__Problem statement__:
Only lines holding the string "DART" are wanted; copy each one from the material.

Structured figure records
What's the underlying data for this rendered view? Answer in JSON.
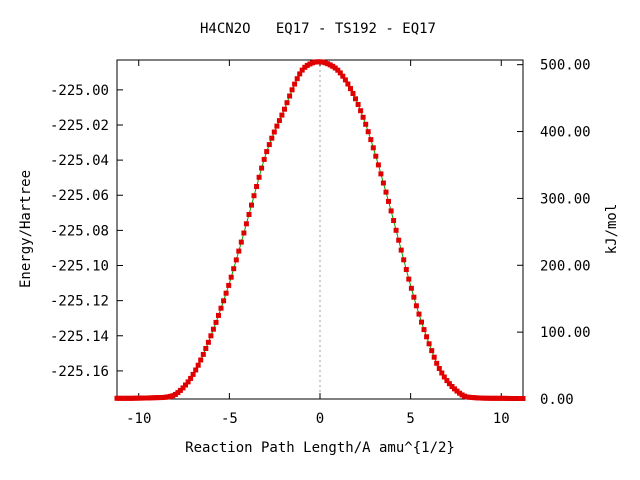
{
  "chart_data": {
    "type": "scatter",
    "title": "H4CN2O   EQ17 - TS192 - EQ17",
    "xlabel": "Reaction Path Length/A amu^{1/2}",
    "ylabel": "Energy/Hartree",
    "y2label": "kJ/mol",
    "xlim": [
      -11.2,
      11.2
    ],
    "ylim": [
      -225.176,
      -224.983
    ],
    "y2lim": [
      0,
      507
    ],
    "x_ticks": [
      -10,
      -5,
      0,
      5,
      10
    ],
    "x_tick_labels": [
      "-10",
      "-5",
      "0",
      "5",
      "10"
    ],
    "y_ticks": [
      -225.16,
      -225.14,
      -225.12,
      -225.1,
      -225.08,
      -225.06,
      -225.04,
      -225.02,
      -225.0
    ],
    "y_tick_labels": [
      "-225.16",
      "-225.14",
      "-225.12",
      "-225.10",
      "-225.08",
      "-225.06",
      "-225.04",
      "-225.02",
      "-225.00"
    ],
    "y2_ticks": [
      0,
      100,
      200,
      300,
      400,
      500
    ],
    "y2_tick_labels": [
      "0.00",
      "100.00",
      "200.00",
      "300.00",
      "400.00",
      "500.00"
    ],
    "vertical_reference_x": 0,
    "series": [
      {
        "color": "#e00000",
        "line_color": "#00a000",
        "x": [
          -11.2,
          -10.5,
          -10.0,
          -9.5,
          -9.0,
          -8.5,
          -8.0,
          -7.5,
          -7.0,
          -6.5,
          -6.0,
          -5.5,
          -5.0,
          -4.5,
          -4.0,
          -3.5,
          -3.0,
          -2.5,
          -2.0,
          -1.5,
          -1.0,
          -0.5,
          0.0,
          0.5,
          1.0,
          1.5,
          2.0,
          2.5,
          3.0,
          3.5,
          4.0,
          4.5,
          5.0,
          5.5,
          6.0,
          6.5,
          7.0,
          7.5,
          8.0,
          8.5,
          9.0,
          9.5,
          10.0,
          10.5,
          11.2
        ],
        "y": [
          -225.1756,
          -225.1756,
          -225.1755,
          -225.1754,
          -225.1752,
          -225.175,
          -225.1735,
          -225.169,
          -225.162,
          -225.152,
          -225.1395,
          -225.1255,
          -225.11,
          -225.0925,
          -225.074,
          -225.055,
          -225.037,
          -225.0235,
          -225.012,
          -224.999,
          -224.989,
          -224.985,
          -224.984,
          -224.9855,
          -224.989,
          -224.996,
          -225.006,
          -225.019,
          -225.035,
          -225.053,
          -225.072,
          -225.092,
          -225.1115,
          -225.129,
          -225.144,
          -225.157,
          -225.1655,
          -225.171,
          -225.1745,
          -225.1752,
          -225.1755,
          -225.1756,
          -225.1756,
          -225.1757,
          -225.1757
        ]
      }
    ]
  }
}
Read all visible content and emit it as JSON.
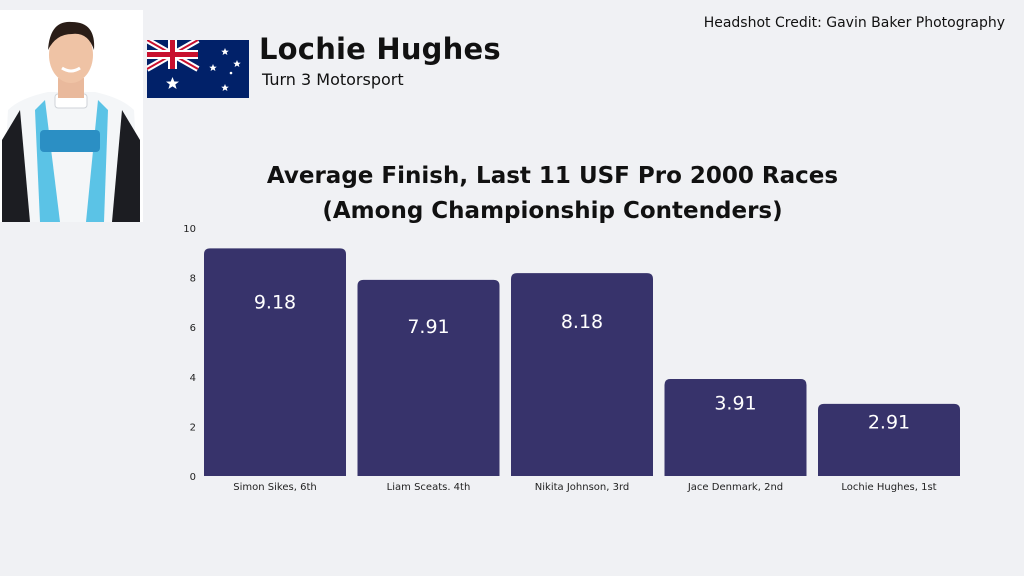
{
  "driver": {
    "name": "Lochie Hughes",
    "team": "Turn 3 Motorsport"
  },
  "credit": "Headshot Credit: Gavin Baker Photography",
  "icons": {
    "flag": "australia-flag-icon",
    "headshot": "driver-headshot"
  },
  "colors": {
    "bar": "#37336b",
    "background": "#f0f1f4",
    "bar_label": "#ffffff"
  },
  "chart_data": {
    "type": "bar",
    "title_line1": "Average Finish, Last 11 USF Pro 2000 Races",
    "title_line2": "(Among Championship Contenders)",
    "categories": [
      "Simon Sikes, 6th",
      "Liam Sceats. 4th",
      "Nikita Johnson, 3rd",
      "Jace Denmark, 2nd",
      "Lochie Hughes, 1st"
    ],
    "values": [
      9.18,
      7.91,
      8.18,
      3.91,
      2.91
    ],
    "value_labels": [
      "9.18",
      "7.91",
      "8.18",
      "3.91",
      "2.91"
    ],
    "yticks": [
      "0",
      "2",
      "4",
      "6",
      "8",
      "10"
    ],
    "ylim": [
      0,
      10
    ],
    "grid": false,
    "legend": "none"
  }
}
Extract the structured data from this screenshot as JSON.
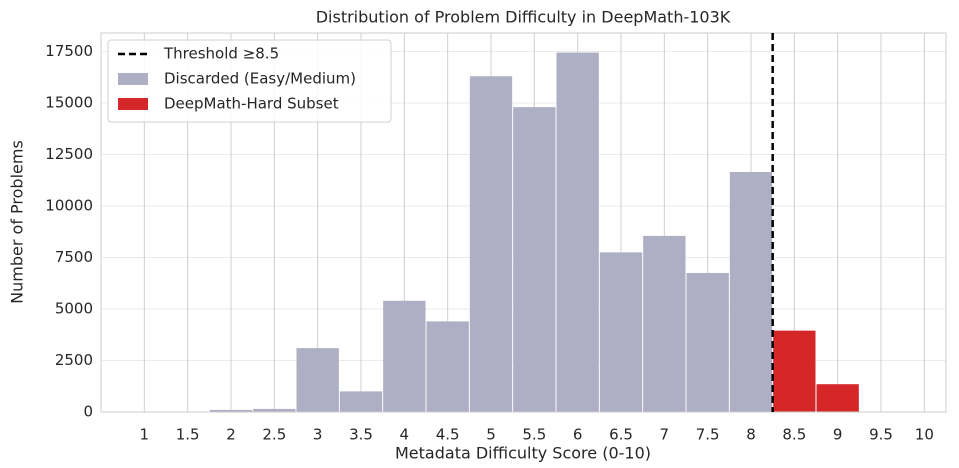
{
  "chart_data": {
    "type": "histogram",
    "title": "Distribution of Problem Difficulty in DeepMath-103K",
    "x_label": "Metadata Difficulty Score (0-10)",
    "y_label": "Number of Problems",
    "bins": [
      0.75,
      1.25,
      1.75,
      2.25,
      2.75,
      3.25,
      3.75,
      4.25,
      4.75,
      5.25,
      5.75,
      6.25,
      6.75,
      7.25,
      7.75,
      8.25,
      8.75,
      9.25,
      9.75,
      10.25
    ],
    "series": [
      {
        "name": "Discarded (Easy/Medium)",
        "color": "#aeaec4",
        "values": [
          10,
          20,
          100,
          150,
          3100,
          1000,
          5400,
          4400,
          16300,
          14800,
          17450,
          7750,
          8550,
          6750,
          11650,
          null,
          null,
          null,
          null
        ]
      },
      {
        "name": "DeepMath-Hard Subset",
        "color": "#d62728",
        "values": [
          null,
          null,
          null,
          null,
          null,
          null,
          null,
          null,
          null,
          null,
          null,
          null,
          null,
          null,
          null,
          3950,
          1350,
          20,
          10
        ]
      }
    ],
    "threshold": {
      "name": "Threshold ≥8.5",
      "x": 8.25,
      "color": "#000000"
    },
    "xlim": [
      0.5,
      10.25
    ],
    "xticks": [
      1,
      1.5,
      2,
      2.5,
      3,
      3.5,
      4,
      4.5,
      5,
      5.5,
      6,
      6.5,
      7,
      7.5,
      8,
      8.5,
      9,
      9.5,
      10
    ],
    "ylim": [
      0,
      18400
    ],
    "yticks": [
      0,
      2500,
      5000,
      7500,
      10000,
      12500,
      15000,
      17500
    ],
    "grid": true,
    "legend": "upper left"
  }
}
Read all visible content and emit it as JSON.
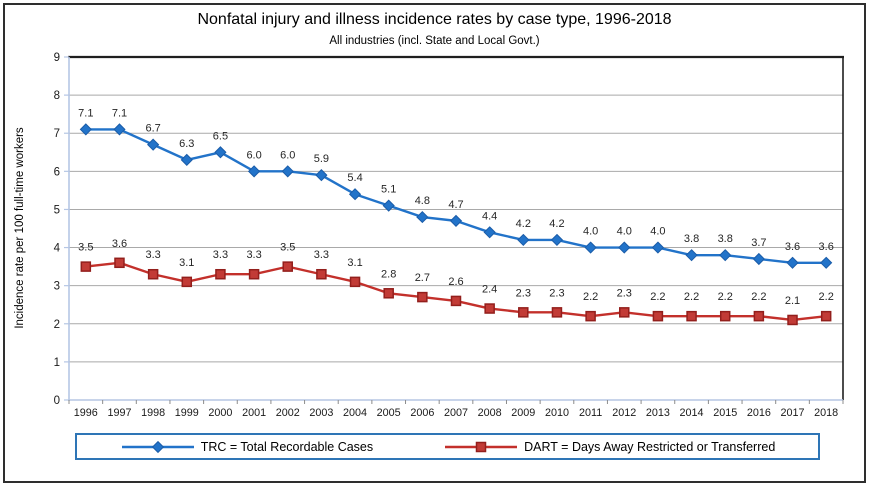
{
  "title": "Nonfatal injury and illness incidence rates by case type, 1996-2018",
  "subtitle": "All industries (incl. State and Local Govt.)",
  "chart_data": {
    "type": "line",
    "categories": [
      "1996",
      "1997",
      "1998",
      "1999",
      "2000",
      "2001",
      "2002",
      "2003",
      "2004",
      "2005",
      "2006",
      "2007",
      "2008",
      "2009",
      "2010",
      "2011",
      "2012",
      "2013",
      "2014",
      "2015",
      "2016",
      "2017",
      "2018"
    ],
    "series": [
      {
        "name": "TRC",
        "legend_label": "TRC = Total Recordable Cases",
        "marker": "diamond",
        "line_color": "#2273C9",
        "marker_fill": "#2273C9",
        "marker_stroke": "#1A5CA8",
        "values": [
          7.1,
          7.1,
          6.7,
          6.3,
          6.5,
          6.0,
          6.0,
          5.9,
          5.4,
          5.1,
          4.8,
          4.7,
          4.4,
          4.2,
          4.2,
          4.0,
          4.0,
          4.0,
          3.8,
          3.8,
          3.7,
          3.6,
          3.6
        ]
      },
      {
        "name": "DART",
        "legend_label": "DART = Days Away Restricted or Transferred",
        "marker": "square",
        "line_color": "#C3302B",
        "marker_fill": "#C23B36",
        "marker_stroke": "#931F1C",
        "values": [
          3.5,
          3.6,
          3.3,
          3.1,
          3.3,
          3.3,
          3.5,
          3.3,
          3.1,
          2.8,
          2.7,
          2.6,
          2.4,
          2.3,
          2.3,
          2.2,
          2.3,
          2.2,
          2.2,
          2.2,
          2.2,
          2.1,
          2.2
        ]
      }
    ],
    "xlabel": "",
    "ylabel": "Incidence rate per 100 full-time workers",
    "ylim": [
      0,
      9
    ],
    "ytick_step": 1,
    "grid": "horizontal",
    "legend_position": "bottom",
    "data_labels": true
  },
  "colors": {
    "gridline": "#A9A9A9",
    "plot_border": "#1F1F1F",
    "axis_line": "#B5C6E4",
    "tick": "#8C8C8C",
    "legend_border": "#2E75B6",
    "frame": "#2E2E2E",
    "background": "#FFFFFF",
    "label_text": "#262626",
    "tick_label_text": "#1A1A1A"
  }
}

__Correct result__:
        "name": "DART",
        "legend_label": "DART = Days Away Restricted or Transferred",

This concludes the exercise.